_Work instructions_
Return all entries precisely as they stand, without the images.

* START *

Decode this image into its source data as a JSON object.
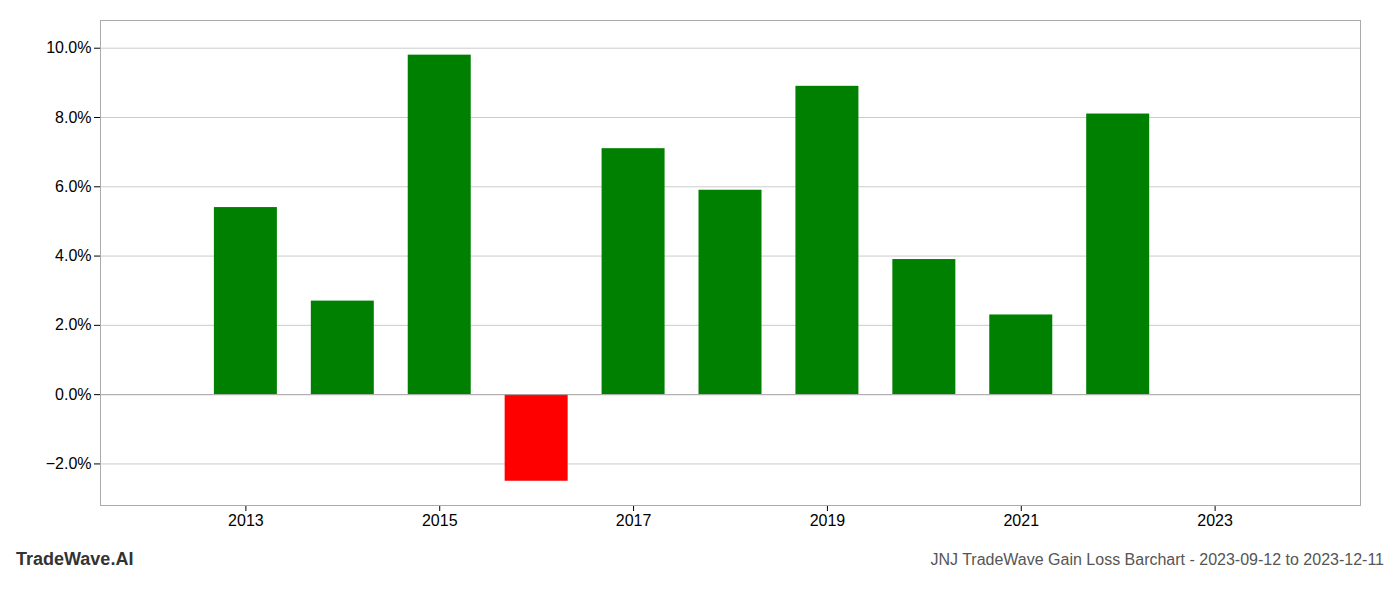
{
  "chart_data": {
    "type": "bar",
    "title": "JNJ TradeWave Gain Loss Barchart - 2023-09-12 to 2023-12-11",
    "annotations": [
      "TradeWave.AI"
    ],
    "x": [
      2013,
      2014,
      2015,
      2016,
      2017,
      2018,
      2019,
      2020,
      2021,
      2022
    ],
    "values": [
      0.054,
      0.027,
      0.098,
      -0.025,
      0.071,
      0.059,
      0.089,
      0.039,
      0.023,
      0.081
    ],
    "colors": [
      "#008000",
      "#008000",
      "#008000",
      "#ff0000",
      "#008000",
      "#008000",
      "#008000",
      "#008000",
      "#008000",
      "#008000"
    ],
    "xlim": [
      2011.5,
      2024.5
    ],
    "xticks": [
      2013,
      2015,
      2017,
      2019,
      2021,
      2023
    ],
    "ylim": [
      -0.032,
      0.108
    ],
    "yticks": [
      {
        "value": -0.02,
        "label": "−2.0%"
      },
      {
        "value": 0.0,
        "label": "0.0%"
      },
      {
        "value": 0.02,
        "label": "2.0%"
      },
      {
        "value": 0.04,
        "label": "4.0%"
      },
      {
        "value": 0.06,
        "label": "6.0%"
      },
      {
        "value": 0.08,
        "label": "8.0%"
      },
      {
        "value": 0.1,
        "label": "10.0%"
      }
    ],
    "grid": true
  }
}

* END *

_Response below_
Decode this image into its source data as a JSON object.
{
  "chart_data": {
    "type": "bar",
    "title": "JNJ TradeWave Gain Loss Barchart - 2023-09-12 to 2023-12-11",
    "annotations": [
      "TradeWave.AI"
    ],
    "x": [
      2013,
      2014,
      2015,
      2016,
      2017,
      2018,
      2019,
      2020,
      2021,
      2022
    ],
    "values": [
      0.054,
      0.027,
      0.098,
      -0.025,
      0.071,
      0.059,
      0.089,
      0.039,
      0.023,
      0.081
    ],
    "colors": [
      "#008000",
      "#008000",
      "#008000",
      "#ff0000",
      "#008000",
      "#008000",
      "#008000",
      "#008000",
      "#008000",
      "#008000"
    ],
    "xlim": [
      2011.5,
      2024.5
    ],
    "xticks": [
      2013,
      2015,
      2017,
      2019,
      2021,
      2023
    ],
    "ylim": [
      -0.032,
      0.108
    ],
    "yticks": [
      {
        "value": -0.02,
        "label": "−2.0%"
      },
      {
        "value": 0.0,
        "label": "0.0%"
      },
      {
        "value": 0.02,
        "label": "2.0%"
      },
      {
        "value": 0.04,
        "label": "4.0%"
      },
      {
        "value": 0.06,
        "label": "6.0%"
      },
      {
        "value": 0.08,
        "label": "8.0%"
      },
      {
        "value": 0.1,
        "label": "10.0%"
      }
    ],
    "grid": true
  }
}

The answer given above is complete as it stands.